┌──

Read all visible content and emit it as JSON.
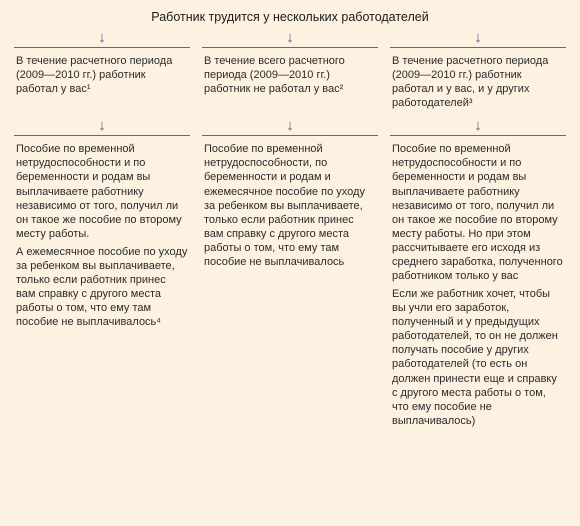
{
  "colors": {
    "background": "#fdf2e1",
    "border": "#6a5fa3",
    "arrow": "#5a4e99",
    "text": "#2a2a2a",
    "title": "#1a1a1a"
  },
  "title": "Работник трудится у нескольких работодателей",
  "columns": [
    {
      "head": "В течение расчетного периода (2009—2010 гг.) работник работал у вас¹",
      "body": [
        "Пособие по временной нетрудоспособности и по беременности и родам вы выплачиваете работнику независимо от того, получил ли он такое же пособие по второму месту работы.",
        "А ежемесячное пособие по уходу за ребенком вы выплачиваете, только если работник принес вам справку с другого места работы о том, что ему там пособие не выплачивалось⁴"
      ]
    },
    {
      "head": "В течение всего расчетного периода (2009—2010 гг.) работник не работал у вас²",
      "body": [
        "Пособие по временной нетрудоспособности, по беременности и родам и ежемесячное пособие по уходу за ребенком вы выплачиваете, только если работник принес вам справку с другого места работы о том, что ему там пособие не выплачивалось"
      ]
    },
    {
      "head": "В течение расчетного периода (2009—2010 гг.) работник работал и у вас, и у других работодателей³",
      "body": [
        "Пособие по временной нетрудоспособности и по беременности и родам вы выплачиваете работнику независимо от того, получил ли он такое же пособие по второму месту работы. Но при этом рассчитываете его исходя из среднего заработка, полученного работником только у вас",
        "Если же работник хочет, чтобы вы учли его заработок, полученный и у предыдущих работодателей, то он не должен получать пособие у других работодателей (то есть он должен принести еще и справку с другого места работы о том, что ему пособие не выплачивалось)"
      ]
    }
  ]
}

└──

### Exercise
The records above should be reproduced exactly, with no pictures included.

### Solved exercise
Read all visible content and emit it as JSON.
{
  "colors": {
    "background": "#fdf2e1",
    "border": "#6a5fa3",
    "arrow": "#5a4e99",
    "text": "#2a2a2a",
    "title": "#1a1a1a"
  },
  "title": "Работник трудится у нескольких работодателей",
  "columns": [
    {
      "head": "В течение расчетного периода (2009—2010 гг.) работник работал у вас¹",
      "body": [
        "Пособие по временной нетрудоспособности и по беременности и родам вы выплачиваете работнику независимо от того, получил ли он такое же пособие по второму месту работы.",
        "А ежемесячное пособие по уходу за ребенком вы выплачиваете, только если работник принес вам справку с другого места работы о том, что ему там пособие не выплачивалось⁴"
      ]
    },
    {
      "head": "В течение всего расчетного периода (2009—2010 гг.) работник не работал у вас²",
      "body": [
        "Пособие по временной нетрудоспособности, по беременности и родам и ежемесячное пособие по уходу за ребенком вы выплачиваете, только если работник принес вам справку с другого места работы о том, что ему там пособие не выплачивалось"
      ]
    },
    {
      "head": "В течение расчетного периода (2009—2010 гг.) работник работал и у вас, и у других работодателей³",
      "body": [
        "Пособие по временной нетрудоспособности и по беременности и родам вы выплачиваете работнику независимо от того, получил ли он такое же пособие по второму месту работы. Но при этом рассчитываете его исходя из среднего заработка, полученного работником только у вас",
        "Если же работник хочет, чтобы вы учли его заработок, полученный и у предыдущих работодателей, то он не должен получать пособие у других работодателей (то есть он должен принести еще и справку с другого места работы о том, что ему пособие не выплачивалось)"
      ]
    }
  ]
}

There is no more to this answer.